Omit the images. Copy each entry word for word.

....

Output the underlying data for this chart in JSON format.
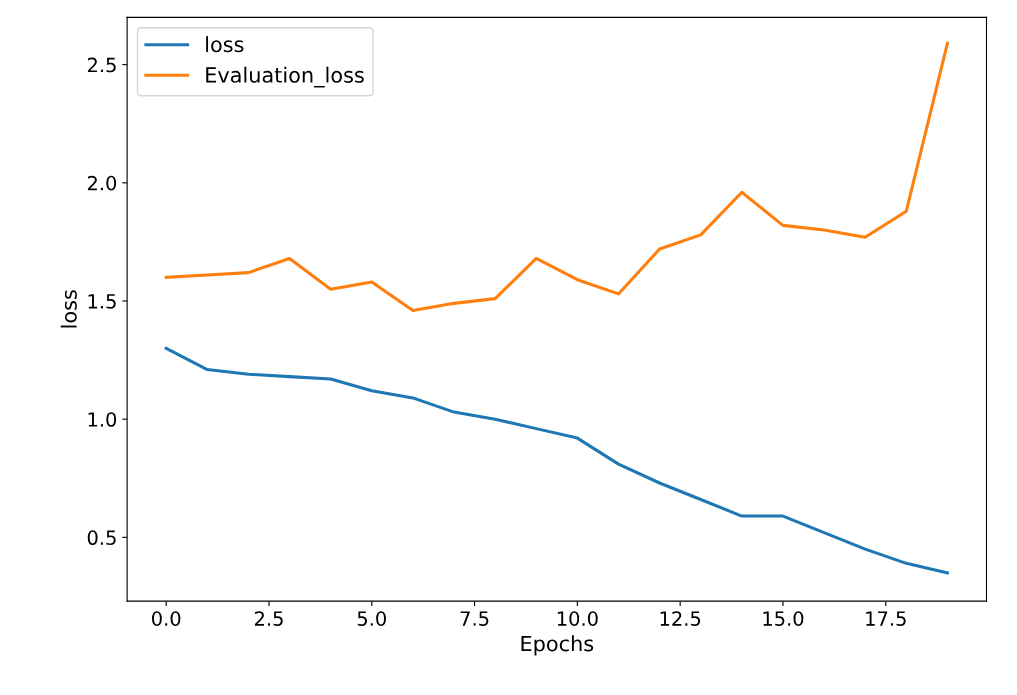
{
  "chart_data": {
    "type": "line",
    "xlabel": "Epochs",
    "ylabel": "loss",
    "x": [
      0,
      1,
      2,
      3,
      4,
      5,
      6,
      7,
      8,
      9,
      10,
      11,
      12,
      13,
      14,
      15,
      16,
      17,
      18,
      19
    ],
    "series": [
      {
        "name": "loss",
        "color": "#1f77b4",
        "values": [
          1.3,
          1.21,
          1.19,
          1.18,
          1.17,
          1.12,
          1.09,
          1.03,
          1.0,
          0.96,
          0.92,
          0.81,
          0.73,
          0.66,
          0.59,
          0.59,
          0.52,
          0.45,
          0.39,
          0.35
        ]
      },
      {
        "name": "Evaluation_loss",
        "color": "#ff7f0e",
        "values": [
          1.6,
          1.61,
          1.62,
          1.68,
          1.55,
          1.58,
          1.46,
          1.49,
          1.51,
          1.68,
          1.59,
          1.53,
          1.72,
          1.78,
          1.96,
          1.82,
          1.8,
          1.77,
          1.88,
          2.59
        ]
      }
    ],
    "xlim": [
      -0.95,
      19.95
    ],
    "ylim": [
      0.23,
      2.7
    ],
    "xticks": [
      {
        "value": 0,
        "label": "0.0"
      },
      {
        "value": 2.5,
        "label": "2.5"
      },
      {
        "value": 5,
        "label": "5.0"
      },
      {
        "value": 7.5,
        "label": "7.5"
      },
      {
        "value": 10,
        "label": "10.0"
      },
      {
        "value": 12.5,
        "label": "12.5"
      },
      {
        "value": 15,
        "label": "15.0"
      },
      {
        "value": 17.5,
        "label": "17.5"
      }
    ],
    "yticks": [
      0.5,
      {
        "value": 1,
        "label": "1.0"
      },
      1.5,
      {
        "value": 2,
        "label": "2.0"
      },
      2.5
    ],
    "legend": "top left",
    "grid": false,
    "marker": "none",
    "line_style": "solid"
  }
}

....

REPLY TO THE EXERCISE
Output the underlying data for this chart in JSON format.
{
  "chart_data": {
    "type": "line",
    "xlabel": "Epochs",
    "ylabel": "loss",
    "x": [
      0,
      1,
      2,
      3,
      4,
      5,
      6,
      7,
      8,
      9,
      10,
      11,
      12,
      13,
      14,
      15,
      16,
      17,
      18,
      19
    ],
    "series": [
      {
        "name": "loss",
        "color": "#1f77b4",
        "values": [
          1.3,
          1.21,
          1.19,
          1.18,
          1.17,
          1.12,
          1.09,
          1.03,
          1.0,
          0.96,
          0.92,
          0.81,
          0.73,
          0.66,
          0.59,
          0.59,
          0.52,
          0.45,
          0.39,
          0.35
        ]
      },
      {
        "name": "Evaluation_loss",
        "color": "#ff7f0e",
        "values": [
          1.6,
          1.61,
          1.62,
          1.68,
          1.55,
          1.58,
          1.46,
          1.49,
          1.51,
          1.68,
          1.59,
          1.53,
          1.72,
          1.78,
          1.96,
          1.82,
          1.8,
          1.77,
          1.88,
          2.59
        ]
      }
    ],
    "xlim": [
      -0.95,
      19.95
    ],
    "ylim": [
      0.23,
      2.7
    ],
    "xticks": [
      {
        "value": 0,
        "label": "0.0"
      },
      {
        "value": 2.5,
        "label": "2.5"
      },
      {
        "value": 5,
        "label": "5.0"
      },
      {
        "value": 7.5,
        "label": "7.5"
      },
      {
        "value": 10,
        "label": "10.0"
      },
      {
        "value": 12.5,
        "label": "12.5"
      },
      {
        "value": 15,
        "label": "15.0"
      },
      {
        "value": 17.5,
        "label": "17.5"
      }
    ],
    "yticks": [
      0.5,
      {
        "value": 1,
        "label": "1.0"
      },
      1.5,
      {
        "value": 2,
        "label": "2.0"
      },
      2.5
    ],
    "legend": "top left",
    "grid": false,
    "marker": "none",
    "line_style": "solid"
  }
}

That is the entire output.